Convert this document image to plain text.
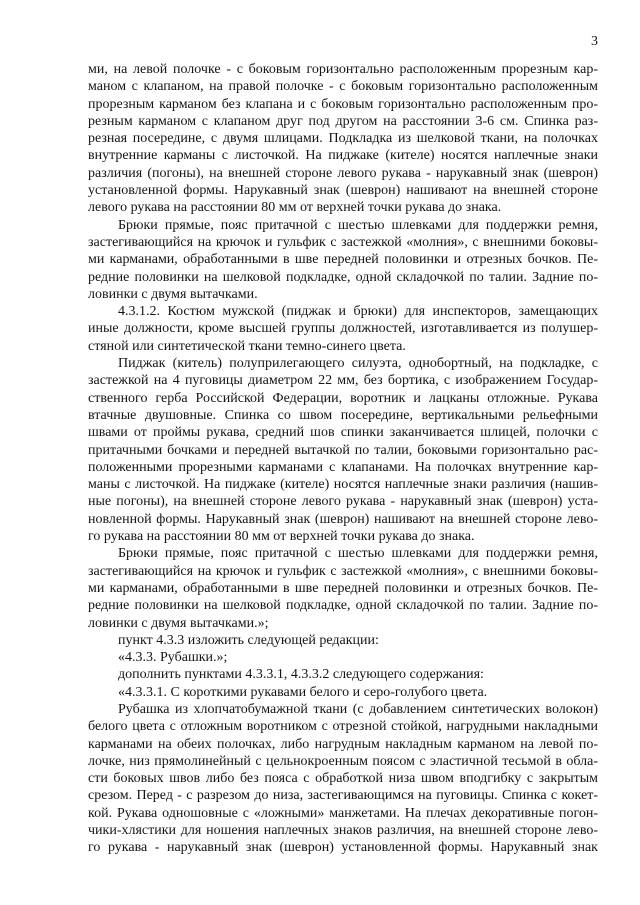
3
ми, на левой полочке - с боковым горизонтально расположенным прорезным кар-
маном с клапаном, на правой полочке - с боковым горизонтально расположенным
прорезным карманом без клапана и с боковым горизонтально расположенным про-
резным карманом с клапаном друг под другом на расстоянии 3-6 см. Спинка раз-
резная посередине, с двумя шлицами. Подкладка из шелковой ткани, на полочках
внутренние карманы с листочкой. На пиджаке (кителе) носятся наплечные знаки
различия (погоны), на внешней стороне левого рукава - нарукавный знак (шеврон)
установленной формы. Нарукавный знак (шеврон) нашивают на внешней стороне
левого рукава на расстоянии 80 мм от верхней точки рукава до знака.
Брюки прямые, пояс притачной с шестью шлевками для поддержки ремня,
застегивающийся на крючок и гульфик с застежкой «молния», с внешними боковы-
ми карманами, обработанными в шве передней половинки и отрезных бочков. Пе-
редние половинки на шелковой подкладке, одной складочкой по талии. Задние по-
ловинки с двумя вытачками.
4.3.1.2. Костюм мужской (пиджак и брюки) для инспекторов, замещающих
иные должности, кроме высшей группы должностей, изготавливается из полушер-
стяной или синтетической ткани темно-синего цвета.
Пиджак (китель) полуприлегающего силуэта, однобортный, на подкладке, с
застежкой на 4 пуговицы диаметром 22 мм, без бортика, с изображением Государ-
ственного герба Российской Федерации, воротник и лацканы отложные. Рукава
втачные двушовные. Спинка со швом посередине, вертикальными рельефными
швами от проймы рукава, средний шов спинки заканчивается шлицей, полочки с
притачными бочками и передней вытачкой по талии, боковыми горизонтально рас-
положенными прорезными карманами с клапанами. На полочках внутренние кар-
маны с листочкой. На пиджаке (кителе) носятся наплечные знаки различия (нашив-
ные погоны), на внешней стороне левого рукава - нарукавный знак (шеврон) уста-
новленной формы. Нарукавный знак (шеврон) нашивают на внешней стороне лево-
го рукава на расстоянии 80 мм от верхней точки рукава до знака.
Брюки прямые, пояс притачной с шестью шлевками для поддержки ремня,
застегивающийся на крючок и гульфик с застежкой «молния», с внешними боковы-
ми карманами, обработанными в шве передней половинки и отрезных бочков. Пе-
редние половинки на шелковой подкладке, одной складочкой по талии. Задние по-
ловинки с двумя вытачками.»;
пункт 4.3.3 изложить следующей редакции:
«4.3.3. Рубашки.»;
дополнить пунктами 4.3.3.1, 4.3.3.2 следующего содержания:
«4.3.3.1. С короткими рукавами белого и серо-голубого цвета.
Рубашка из хлопчатобумажной ткани (с добавлением синтетических волокон)
белого цвета с отложным воротником с отрезной стойкой, нагрудными накладными
карманами на обеих полочках, либо нагрудным накладным карманом на левой по-
лочке, низ прямолинейный с цельнокроенным поясом с эластичной тесьмой в обла-
сти боковых швов либо без пояса с обработкой низа швом вподгибку с закрытым
срезом. Перед - с разрезом до низа, застегивающимся на пуговицы. Спинка с кокет-
кой. Рукава одношовные с «ложными» манжетами. На плечах декоративные погон-
чики-хлястики для ношения наплечных знаков различия, на внешней стороне лево-
го рукава - нарукавный знак (шеврон) установленной формы. Нарукавный знак
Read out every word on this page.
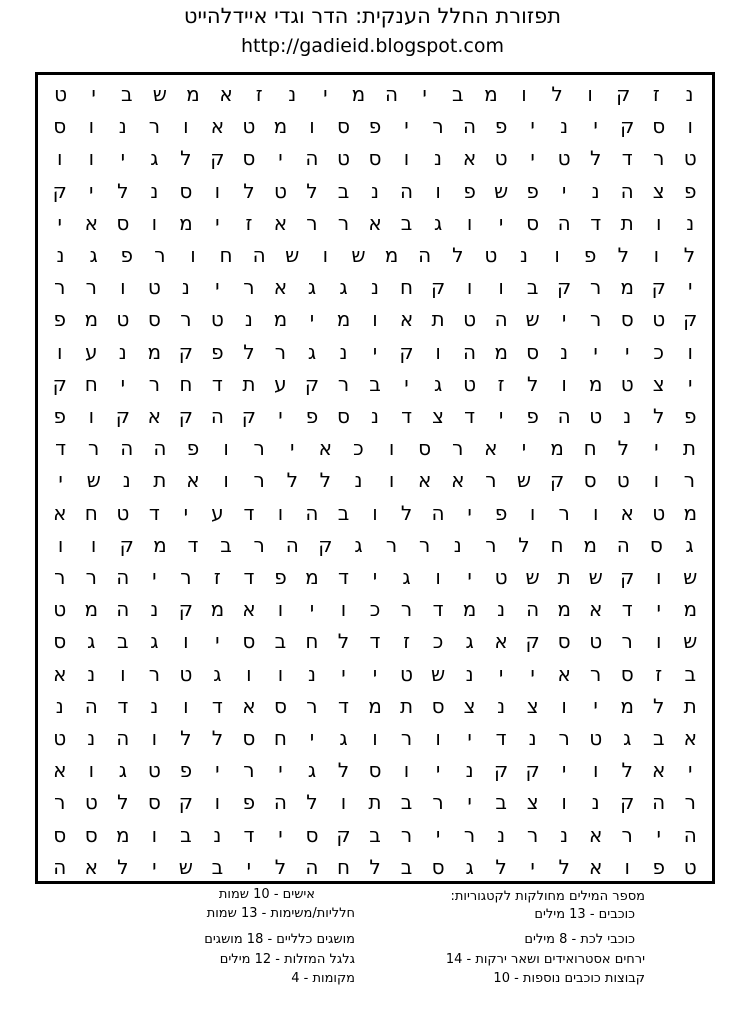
תפזורת החלל הענקית: הדר וגדי איידלהייט
http://gadieid.blogspot.com
נ
ז
ק
ו
ל
ו
מ
ב
י
ה
מ
י
נ
ז
א
מ
ש
ב
י
ט
ו
ס
ק
י
נ
י
פ
ה
ר
י
פ
ס
ו
מ
ט
א
ו
ר
נ
ו
ס
ט
ר
ד
ל
ט
י
ט
א
נ
ו
ס
ט
ה
י
ס
ק
ל
ג
י
ו
ו
פ
צ
ה
נ
י
פ
ש
פ
ו
ה
נ
ב
ל
ט
ל
ו
ס
נ
ל
י
ק
נ
ו
ת
ד
ה
ס
י
ו
ג
ב
א
ר
ר
א
ז
י
מ
ו
ס
א
י
ל
ו
ל
פ
ו
נ
ט
ל
ה
מ
ש
ו
ש
ה
ח
ו
ר
פ
ג
נ
י
ק
מ
ר
ק
ב
ו
ו
ק
ח
נ
ג
ג
א
ר
י
נ
ט
ו
ר
ר
ק
ט
ס
ר
י
ש
ה
ט
ת
א
ו
מ
י
מ
נ
ט
ר
ס
ט
מ
פ
ו
כ
י
י
נ
ס
מ
ה
ו
ק
י
נ
ג
ר
ל
פ
ק
מ
נ
ע
ו
י
צ
ט
מ
ו
ל
ז
ט
ג
י
ב
ר
ק
ע
ת
ד
ח
ר
י
ח
ק
פ
ל
נ
ט
ה
פ
י
ד
צ
ד
נ
ס
פ
י
ק
ה
ק
א
ק
ו
פ
ת
י
ל
ח
מ
י
א
ר
ס
ו
כ
א
י
ר
ו
פ
ה
ה
ר
ד
ר
ו
ט
ס
ק
ש
ר
א
א
ו
נ
ל
ל
ר
ו
א
ת
נ
ש
י
מ
ט
א
ו
ר
ו
פ
י
ה
ל
ו
ב
ה
ו
ד
ע
י
ד
ט
ח
א
ג
ס
ה
מ
ח
ל
ר
נ
ר
ר
ג
ק
ה
ר
ב
ד
מ
ק
ו
ו
ש
ו
ק
ש
ת
ש
ט
י
ו
ג
י
ד
מ
פ
ד
ז
ר
י
ה
ר
ר
מ
י
ד
א
מ
ה
נ
מ
ד
ר
כ
ו
י
ו
א
מ
ק
נ
ה
מ
ט
ש
ו
ר
ט
ס
ק
א
ג
כ
ז
ד
ל
ח
ב
ס
י
ו
ג
ב
ג
ס
ב
ז
ס
ר
א
י
י
נ
ש
ט
י
י
נ
ו
ו
ג
ט
ר
ו
נ
א
ת
ל
מ
י
ו
צ
נ
צ
ס
ת
מ
ד
ר
ס
א
ד
ו
נ
ד
ה
נ
א
ב
ג
ט
ר
נ
ד
י
ו
ר
ו
ג
י
ח
ס
ל
ל
ו
ה
נ
ט
י
א
ל
ו
י
ק
ק
נ
י
ו
ס
ל
ג
י
ר
י
פ
ט
ג
ו
א
ר
ה
ק
נ
ו
צ
ב
י
ר
ב
ת
ו
ל
ה
פ
ו
ק
ס
ל
ט
ר
ה
י
ר
א
נ
ר
נ
ר
י
ר
ב
ק
ס
י
ד
נ
ב
ו
מ
ס
ס
ט
פ
ו
א
ל
י
ל
ג
ס
ב
ל
ח
ה
ל
י
ב
ש
י
ל
א
ה
מספר המילים מחולקות לקטגוריות:
כוכבים - 13 מילים
כוכבי לכת - 8 מילים
ירחים אסטרואידים ושאר ירקות - 14
קבוצות כוכבים נוספות - 10
אישים - 10 שמות
חלליות/משימות - 13 שמות
מושגים כלליים - 18 מושגים
גלגל המזלות - 12 מילים
מקומות - 4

- [Written request]: Gather up, from the records above, each line where the word "горизонтально" appears.

- [Expected output]:
ми, на левой полочке - с боковым горизонтально расположенным прорезным кар-
маном с клапаном, на правой полочке - с боковым горизонтально расположенным
прорезным карманом без клапана и с боковым горизонтально расположенным про-
притачными бочками и передней вытачкой по талии, боковыми горизонтально рас-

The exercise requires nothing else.